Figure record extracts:
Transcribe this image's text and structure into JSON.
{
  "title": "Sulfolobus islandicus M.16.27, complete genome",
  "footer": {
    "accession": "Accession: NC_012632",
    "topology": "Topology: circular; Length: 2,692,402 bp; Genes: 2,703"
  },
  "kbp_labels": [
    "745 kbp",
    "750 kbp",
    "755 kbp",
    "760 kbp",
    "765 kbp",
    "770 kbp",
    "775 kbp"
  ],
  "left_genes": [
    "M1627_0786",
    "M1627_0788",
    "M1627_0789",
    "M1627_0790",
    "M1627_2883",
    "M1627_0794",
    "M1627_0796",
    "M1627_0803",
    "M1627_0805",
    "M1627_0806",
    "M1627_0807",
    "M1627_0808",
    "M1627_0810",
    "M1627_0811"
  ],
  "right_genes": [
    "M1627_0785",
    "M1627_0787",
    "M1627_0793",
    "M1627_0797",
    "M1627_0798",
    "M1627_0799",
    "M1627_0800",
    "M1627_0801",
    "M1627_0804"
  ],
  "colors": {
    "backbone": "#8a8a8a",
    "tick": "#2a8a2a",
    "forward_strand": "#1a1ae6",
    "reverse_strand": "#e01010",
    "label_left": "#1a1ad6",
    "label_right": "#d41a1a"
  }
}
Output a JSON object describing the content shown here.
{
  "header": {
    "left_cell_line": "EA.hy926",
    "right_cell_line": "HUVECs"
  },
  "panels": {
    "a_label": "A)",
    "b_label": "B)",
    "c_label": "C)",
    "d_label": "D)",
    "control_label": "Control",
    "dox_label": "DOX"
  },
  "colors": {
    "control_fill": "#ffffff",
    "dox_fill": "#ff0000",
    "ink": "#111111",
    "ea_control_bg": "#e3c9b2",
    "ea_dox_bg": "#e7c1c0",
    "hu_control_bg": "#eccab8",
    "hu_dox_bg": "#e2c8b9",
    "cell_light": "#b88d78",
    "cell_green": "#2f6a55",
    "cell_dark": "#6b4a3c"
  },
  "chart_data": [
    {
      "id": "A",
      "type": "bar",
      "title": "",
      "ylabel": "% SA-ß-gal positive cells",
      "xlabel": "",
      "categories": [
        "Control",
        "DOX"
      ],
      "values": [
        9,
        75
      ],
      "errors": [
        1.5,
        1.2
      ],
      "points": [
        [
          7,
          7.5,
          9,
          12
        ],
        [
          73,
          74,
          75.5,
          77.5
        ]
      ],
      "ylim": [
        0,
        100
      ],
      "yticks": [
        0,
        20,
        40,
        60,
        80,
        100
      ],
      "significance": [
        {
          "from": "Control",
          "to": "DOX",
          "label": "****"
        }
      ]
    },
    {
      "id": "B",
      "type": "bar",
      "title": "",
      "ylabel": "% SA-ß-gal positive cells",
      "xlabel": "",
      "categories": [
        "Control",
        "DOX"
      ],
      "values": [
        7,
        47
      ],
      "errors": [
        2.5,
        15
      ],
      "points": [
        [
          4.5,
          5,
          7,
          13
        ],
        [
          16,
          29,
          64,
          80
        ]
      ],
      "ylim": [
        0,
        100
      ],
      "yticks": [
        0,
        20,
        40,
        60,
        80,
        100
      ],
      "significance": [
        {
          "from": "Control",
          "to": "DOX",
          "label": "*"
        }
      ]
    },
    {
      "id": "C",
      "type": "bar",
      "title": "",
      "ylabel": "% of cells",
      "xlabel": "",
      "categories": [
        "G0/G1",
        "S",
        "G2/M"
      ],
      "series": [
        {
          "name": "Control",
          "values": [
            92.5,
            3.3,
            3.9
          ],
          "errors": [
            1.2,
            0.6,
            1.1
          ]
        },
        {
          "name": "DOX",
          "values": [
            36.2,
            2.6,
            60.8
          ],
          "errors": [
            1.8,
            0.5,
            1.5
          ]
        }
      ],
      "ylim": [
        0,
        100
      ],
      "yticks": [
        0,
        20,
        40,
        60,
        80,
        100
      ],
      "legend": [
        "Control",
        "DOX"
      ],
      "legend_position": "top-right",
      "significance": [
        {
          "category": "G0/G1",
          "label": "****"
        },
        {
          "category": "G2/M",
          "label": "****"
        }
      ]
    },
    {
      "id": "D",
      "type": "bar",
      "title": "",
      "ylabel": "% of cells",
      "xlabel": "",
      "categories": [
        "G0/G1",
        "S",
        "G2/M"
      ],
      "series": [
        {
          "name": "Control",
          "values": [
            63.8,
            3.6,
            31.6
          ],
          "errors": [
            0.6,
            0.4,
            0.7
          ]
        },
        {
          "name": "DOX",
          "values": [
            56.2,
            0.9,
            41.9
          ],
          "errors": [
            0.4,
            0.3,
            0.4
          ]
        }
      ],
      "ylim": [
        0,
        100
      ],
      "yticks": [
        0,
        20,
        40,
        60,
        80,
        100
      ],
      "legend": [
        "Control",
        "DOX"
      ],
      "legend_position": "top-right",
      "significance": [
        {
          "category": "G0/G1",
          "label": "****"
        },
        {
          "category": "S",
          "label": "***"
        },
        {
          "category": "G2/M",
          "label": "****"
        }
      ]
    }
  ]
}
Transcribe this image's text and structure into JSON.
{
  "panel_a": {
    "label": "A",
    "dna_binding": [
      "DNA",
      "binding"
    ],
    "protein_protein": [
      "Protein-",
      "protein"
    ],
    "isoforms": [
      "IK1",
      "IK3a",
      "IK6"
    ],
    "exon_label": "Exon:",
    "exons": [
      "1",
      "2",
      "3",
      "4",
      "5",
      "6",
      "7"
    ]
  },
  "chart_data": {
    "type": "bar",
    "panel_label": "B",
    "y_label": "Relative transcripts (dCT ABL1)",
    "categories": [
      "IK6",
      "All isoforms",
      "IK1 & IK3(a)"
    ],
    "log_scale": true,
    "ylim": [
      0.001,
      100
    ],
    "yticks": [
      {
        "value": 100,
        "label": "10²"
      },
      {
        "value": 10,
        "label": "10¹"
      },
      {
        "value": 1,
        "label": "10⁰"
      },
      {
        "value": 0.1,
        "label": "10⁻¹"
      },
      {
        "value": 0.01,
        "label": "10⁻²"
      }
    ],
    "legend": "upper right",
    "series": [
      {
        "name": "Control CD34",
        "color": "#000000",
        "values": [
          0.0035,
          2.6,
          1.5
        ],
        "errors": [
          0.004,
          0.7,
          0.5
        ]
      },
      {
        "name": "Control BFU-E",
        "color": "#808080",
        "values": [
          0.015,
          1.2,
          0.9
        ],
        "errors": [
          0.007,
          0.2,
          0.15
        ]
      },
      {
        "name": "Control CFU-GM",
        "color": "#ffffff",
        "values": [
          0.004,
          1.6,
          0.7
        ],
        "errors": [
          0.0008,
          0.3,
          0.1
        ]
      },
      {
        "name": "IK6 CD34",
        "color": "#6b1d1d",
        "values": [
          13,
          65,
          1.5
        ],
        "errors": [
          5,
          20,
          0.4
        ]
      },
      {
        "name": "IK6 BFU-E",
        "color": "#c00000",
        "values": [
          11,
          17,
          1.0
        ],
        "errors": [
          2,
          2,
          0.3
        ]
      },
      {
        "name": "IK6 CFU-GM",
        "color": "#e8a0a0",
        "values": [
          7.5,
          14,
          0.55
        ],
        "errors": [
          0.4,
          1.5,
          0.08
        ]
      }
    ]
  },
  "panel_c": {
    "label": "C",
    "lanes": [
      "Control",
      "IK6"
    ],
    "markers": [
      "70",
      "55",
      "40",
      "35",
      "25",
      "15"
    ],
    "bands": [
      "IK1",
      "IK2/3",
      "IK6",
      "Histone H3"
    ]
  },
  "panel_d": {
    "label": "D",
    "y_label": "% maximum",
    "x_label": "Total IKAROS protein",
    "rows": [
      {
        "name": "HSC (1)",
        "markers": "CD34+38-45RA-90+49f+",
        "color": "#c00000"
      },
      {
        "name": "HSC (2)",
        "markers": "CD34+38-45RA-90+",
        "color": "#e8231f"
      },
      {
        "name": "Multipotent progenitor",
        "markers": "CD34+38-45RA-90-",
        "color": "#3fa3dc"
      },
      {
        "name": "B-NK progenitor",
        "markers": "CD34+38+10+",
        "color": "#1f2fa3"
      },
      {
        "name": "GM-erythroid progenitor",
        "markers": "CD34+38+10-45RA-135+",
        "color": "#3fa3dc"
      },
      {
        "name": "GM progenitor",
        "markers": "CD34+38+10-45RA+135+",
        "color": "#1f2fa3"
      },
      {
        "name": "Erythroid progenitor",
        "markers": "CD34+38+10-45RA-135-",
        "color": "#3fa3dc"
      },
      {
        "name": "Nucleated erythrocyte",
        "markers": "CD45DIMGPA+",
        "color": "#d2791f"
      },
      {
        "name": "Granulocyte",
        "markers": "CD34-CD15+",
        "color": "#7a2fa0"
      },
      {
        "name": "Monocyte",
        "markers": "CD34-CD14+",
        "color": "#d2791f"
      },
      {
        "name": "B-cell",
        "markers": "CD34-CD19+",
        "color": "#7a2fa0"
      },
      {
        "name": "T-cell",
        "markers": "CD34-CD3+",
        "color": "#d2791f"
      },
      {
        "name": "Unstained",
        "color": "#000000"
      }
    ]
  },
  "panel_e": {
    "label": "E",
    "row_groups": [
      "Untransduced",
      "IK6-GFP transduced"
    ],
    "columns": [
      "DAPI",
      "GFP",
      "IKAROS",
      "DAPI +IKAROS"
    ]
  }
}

WHAT YOU HAVE TO DO
Please work out how many lines above carry "IKAROS", writing only the result.

FINAL ANSWER
3